Labeled region entries

┌────────

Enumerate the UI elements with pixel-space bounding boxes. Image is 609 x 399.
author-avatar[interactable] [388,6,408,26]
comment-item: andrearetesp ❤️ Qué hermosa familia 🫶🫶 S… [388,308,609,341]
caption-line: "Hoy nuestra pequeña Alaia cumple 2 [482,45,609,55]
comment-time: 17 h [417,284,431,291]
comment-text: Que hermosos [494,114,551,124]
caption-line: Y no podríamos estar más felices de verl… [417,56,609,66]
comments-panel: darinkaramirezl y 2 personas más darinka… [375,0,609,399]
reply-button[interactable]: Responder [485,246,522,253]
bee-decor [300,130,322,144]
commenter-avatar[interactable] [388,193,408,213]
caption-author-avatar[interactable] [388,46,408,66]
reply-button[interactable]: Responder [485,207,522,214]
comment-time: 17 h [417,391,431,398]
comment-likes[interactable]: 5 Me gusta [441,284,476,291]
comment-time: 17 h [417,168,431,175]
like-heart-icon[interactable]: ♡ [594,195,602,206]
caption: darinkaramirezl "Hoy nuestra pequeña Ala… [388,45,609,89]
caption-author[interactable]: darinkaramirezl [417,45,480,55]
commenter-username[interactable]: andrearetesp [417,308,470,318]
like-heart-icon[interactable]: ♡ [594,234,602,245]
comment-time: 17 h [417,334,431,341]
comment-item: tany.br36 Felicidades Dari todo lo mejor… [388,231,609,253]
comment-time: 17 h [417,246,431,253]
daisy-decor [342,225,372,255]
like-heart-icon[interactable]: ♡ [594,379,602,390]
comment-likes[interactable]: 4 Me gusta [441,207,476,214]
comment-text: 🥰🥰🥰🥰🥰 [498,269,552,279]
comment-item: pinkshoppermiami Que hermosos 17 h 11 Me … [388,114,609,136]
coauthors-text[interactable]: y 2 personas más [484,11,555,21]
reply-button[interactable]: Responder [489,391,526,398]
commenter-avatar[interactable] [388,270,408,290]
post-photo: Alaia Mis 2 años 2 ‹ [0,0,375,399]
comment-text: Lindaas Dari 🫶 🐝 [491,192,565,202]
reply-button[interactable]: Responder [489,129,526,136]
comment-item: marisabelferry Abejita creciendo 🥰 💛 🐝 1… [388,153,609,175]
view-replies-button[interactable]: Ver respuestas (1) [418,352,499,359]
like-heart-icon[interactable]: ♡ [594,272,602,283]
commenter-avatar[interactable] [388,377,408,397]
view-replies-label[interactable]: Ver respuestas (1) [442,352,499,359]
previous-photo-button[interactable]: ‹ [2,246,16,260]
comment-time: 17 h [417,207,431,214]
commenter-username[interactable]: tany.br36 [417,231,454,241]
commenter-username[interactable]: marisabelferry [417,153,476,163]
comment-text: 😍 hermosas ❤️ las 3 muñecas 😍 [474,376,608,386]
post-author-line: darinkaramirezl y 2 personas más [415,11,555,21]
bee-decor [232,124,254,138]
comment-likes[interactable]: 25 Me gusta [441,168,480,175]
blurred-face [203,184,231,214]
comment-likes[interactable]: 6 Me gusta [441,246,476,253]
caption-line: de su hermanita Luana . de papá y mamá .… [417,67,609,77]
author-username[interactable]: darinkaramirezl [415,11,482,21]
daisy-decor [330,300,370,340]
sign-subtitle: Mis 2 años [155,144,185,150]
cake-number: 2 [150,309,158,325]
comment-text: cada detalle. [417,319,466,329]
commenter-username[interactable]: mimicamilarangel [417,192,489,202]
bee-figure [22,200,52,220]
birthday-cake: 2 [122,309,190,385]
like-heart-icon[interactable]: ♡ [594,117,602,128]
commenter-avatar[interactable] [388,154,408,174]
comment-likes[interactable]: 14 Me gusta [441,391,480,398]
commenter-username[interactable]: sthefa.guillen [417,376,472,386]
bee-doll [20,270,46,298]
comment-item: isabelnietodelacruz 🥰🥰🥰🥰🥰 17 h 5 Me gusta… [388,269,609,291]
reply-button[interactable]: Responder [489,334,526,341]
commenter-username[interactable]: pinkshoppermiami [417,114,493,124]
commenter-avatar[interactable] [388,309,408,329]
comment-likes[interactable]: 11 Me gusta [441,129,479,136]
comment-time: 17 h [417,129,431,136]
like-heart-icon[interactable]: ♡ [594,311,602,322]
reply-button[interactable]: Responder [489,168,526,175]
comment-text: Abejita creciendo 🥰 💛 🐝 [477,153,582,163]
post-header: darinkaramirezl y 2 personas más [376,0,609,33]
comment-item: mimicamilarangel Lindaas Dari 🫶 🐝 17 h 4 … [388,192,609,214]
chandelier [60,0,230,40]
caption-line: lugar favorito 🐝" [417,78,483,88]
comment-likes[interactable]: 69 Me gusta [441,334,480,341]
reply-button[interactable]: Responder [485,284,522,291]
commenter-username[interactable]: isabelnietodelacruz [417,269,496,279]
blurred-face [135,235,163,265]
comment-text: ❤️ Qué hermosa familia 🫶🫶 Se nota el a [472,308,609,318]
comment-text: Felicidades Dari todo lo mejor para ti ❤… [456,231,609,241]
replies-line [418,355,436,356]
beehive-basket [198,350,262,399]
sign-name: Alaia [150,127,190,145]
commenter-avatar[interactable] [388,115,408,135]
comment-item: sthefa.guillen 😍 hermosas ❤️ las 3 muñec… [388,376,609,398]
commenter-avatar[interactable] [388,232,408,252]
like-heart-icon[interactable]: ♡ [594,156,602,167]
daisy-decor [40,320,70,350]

└────────

Report how many lines of the data above contain the string "respuestas", matching case exactly. Give only the number.

2